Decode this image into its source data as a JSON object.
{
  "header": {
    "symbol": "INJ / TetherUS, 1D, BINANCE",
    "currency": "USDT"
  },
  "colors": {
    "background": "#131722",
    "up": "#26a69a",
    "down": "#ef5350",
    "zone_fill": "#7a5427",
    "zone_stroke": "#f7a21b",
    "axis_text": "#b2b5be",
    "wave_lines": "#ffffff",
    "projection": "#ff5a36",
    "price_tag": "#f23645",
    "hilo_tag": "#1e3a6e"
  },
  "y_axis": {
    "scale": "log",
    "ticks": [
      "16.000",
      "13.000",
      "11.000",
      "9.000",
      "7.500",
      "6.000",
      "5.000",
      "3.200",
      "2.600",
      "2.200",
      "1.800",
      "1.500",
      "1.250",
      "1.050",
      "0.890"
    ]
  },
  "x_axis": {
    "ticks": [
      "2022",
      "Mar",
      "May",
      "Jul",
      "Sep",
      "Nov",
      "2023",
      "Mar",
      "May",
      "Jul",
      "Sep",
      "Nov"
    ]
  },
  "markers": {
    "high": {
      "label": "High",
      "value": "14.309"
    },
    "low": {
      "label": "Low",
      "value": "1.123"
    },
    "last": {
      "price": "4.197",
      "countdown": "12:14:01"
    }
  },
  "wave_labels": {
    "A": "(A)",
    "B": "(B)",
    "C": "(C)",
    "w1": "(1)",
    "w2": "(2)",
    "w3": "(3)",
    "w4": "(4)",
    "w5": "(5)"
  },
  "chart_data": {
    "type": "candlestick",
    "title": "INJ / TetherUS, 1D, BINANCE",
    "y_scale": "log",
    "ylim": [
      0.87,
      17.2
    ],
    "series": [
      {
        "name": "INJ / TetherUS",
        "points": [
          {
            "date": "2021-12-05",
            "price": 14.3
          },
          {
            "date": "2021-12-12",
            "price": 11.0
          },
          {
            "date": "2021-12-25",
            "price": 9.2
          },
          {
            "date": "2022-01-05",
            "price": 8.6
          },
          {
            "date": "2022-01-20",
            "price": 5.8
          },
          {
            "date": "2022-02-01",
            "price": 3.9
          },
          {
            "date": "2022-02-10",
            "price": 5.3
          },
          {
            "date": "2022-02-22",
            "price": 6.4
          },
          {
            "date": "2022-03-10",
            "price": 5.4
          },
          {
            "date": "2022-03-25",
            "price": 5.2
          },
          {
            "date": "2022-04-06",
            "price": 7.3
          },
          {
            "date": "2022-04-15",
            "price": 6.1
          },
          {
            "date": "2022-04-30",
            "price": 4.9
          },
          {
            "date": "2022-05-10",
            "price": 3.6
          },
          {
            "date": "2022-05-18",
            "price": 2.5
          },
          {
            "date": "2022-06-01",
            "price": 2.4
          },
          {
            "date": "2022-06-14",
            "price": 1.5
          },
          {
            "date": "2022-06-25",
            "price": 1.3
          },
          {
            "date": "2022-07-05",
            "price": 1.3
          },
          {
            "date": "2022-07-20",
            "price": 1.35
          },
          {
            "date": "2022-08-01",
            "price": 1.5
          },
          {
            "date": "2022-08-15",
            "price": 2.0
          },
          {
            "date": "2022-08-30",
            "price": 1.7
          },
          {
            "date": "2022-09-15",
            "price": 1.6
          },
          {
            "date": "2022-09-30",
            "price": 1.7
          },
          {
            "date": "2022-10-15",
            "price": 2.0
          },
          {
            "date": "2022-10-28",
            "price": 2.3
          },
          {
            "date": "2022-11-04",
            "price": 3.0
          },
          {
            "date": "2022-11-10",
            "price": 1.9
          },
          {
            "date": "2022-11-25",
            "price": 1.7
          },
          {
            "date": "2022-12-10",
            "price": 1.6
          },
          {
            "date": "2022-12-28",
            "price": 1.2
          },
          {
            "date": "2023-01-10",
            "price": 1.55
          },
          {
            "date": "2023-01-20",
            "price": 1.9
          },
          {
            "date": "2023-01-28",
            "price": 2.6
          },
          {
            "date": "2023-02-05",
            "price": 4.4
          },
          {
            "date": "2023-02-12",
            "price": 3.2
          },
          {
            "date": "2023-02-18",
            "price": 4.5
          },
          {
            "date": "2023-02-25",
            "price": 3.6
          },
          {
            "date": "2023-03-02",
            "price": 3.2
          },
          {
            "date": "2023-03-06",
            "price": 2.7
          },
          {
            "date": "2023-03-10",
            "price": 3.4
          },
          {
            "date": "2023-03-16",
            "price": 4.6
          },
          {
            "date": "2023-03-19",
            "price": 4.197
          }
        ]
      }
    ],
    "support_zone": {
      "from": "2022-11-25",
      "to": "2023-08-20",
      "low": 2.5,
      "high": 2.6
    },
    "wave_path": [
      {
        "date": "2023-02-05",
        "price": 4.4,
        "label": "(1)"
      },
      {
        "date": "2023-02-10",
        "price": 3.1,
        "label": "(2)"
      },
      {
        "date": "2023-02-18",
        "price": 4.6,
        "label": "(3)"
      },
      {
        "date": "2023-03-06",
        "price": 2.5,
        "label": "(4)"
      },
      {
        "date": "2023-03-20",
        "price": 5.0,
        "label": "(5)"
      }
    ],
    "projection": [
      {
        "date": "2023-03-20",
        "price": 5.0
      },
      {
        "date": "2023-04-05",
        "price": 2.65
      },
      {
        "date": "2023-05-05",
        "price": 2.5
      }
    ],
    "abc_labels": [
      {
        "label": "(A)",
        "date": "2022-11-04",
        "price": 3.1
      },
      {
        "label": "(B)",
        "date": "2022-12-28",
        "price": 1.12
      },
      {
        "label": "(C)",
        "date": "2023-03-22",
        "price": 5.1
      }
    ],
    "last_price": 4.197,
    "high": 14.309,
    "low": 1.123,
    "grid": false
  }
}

::::

▶ _PROBLEM_: Reproduce the records in full, exactly as written.

▶ _SOLVED PROBLEM_:
Decode this image into its source data as a JSON object.
{
  "header": {
    "symbol": "INJ / TetherUS, 1D, BINANCE",
    "currency": "USDT"
  },
  "colors": {
    "background": "#131722",
    "up": "#26a69a",
    "down": "#ef5350",
    "zone_fill": "#7a5427",
    "zone_stroke": "#f7a21b",
    "axis_text": "#b2b5be",
    "wave_lines": "#ffffff",
    "projection": "#ff5a36",
    "price_tag": "#f23645",
    "hilo_tag": "#1e3a6e"
  },
  "y_axis": {
    "scale": "log",
    "ticks": [
      "16.000",
      "13.000",
      "11.000",
      "9.000",
      "7.500",
      "6.000",
      "5.000",
      "3.200",
      "2.600",
      "2.200",
      "1.800",
      "1.500",
      "1.250",
      "1.050",
      "0.890"
    ]
  },
  "x_axis": {
    "ticks": [
      "2022",
      "Mar",
      "May",
      "Jul",
      "Sep",
      "Nov",
      "2023",
      "Mar",
      "May",
      "Jul",
      "Sep",
      "Nov"
    ]
  },
  "markers": {
    "high": {
      "label": "High",
      "value": "14.309"
    },
    "low": {
      "label": "Low",
      "value": "1.123"
    },
    "last": {
      "price": "4.197",
      "countdown": "12:14:01"
    }
  },
  "wave_labels": {
    "A": "(A)",
    "B": "(B)",
    "C": "(C)",
    "w1": "(1)",
    "w2": "(2)",
    "w3": "(3)",
    "w4": "(4)",
    "w5": "(5)"
  },
  "chart_data": {
    "type": "candlestick",
    "title": "INJ / TetherUS, 1D, BINANCE",
    "y_scale": "log",
    "ylim": [
      0.87,
      17.2
    ],
    "series": [
      {
        "name": "INJ / TetherUS",
        "points": [
          {
            "date": "2021-12-05",
            "price": 14.3
          },
          {
            "date": "2021-12-12",
            "price": 11.0
          },
          {
            "date": "2021-12-25",
            "price": 9.2
          },
          {
            "date": "2022-01-05",
            "price": 8.6
          },
          {
            "date": "2022-01-20",
            "price": 5.8
          },
          {
            "date": "2022-02-01",
            "price": 3.9
          },
          {
            "date": "2022-02-10",
            "price": 5.3
          },
          {
            "date": "2022-02-22",
            "price": 6.4
          },
          {
            "date": "2022-03-10",
            "price": 5.4
          },
          {
            "date": "2022-03-25",
            "price": 5.2
          },
          {
            "date": "2022-04-06",
            "price": 7.3
          },
          {
            "date": "2022-04-15",
            "price": 6.1
          },
          {
            "date": "2022-04-30",
            "price": 4.9
          },
          {
            "date": "2022-05-10",
            "price": 3.6
          },
          {
            "date": "2022-05-18",
            "price": 2.5
          },
          {
            "date": "2022-06-01",
            "price": 2.4
          },
          {
            "date": "2022-06-14",
            "price": 1.5
          },
          {
            "date": "2022-06-25",
            "price": 1.3
          },
          {
            "date": "2022-07-05",
            "price": 1.3
          },
          {
            "date": "2022-07-20",
            "price": 1.35
          },
          {
            "date": "2022-08-01",
            "price": 1.5
          },
          {
            "date": "2022-08-15",
            "price": 2.0
          },
          {
            "date": "2022-08-30",
            "price": 1.7
          },
          {
            "date": "2022-09-15",
            "price": 1.6
          },
          {
            "date": "2022-09-30",
            "price": 1.7
          },
          {
            "date": "2022-10-15",
            "price": 2.0
          },
          {
            "date": "2022-10-28",
            "price": 2.3
          },
          {
            "date": "2022-11-04",
            "price": 3.0
          },
          {
            "date": "2022-11-10",
            "price": 1.9
          },
          {
            "date": "2022-11-25",
            "price": 1.7
          },
          {
            "date": "2022-12-10",
            "price": 1.6
          },
          {
            "date": "2022-12-28",
            "price": 1.2
          },
          {
            "date": "2023-01-10",
            "price": 1.55
          },
          {
            "date": "2023-01-20",
            "price": 1.9
          },
          {
            "date": "2023-01-28",
            "price": 2.6
          },
          {
            "date": "2023-02-05",
            "price": 4.4
          },
          {
            "date": "2023-02-12",
            "price": 3.2
          },
          {
            "date": "2023-02-18",
            "price": 4.5
          },
          {
            "date": "2023-02-25",
            "price": 3.6
          },
          {
            "date": "2023-03-02",
            "price": 3.2
          },
          {
            "date": "2023-03-06",
            "price": 2.7
          },
          {
            "date": "2023-03-10",
            "price": 3.4
          },
          {
            "date": "2023-03-16",
            "price": 4.6
          },
          {
            "date": "2023-03-19",
            "price": 4.197
          }
        ]
      }
    ],
    "support_zone": {
      "from": "2022-11-25",
      "to": "2023-08-20",
      "low": 2.5,
      "high": 2.6
    },
    "wave_path": [
      {
        "date": "2023-02-05",
        "price": 4.4,
        "label": "(1)"
      },
      {
        "date": "2023-02-10",
        "price": 3.1,
        "label": "(2)"
      },
      {
        "date": "2023-02-18",
        "price": 4.6,
        "label": "(3)"
      },
      {
        "date": "2023-03-06",
        "price": 2.5,
        "label": "(4)"
      },
      {
        "date": "2023-03-20",
        "price": 5.0,
        "label": "(5)"
      }
    ],
    "projection": [
      {
        "date": "2023-03-20",
        "price": 5.0
      },
      {
        "date": "2023-04-05",
        "price": 2.65
      },
      {
        "date": "2023-05-05",
        "price": 2.5
      }
    ],
    "abc_labels": [
      {
        "label": "(A)",
        "date": "2022-11-04",
        "price": 3.1
      },
      {
        "label": "(B)",
        "date": "2022-12-28",
        "price": 1.12
      },
      {
        "label": "(C)",
        "date": "2023-03-22",
        "price": 5.1
      }
    ],
    "last_price": 4.197,
    "high": 14.309,
    "low": 1.123,
    "grid": false
  }
}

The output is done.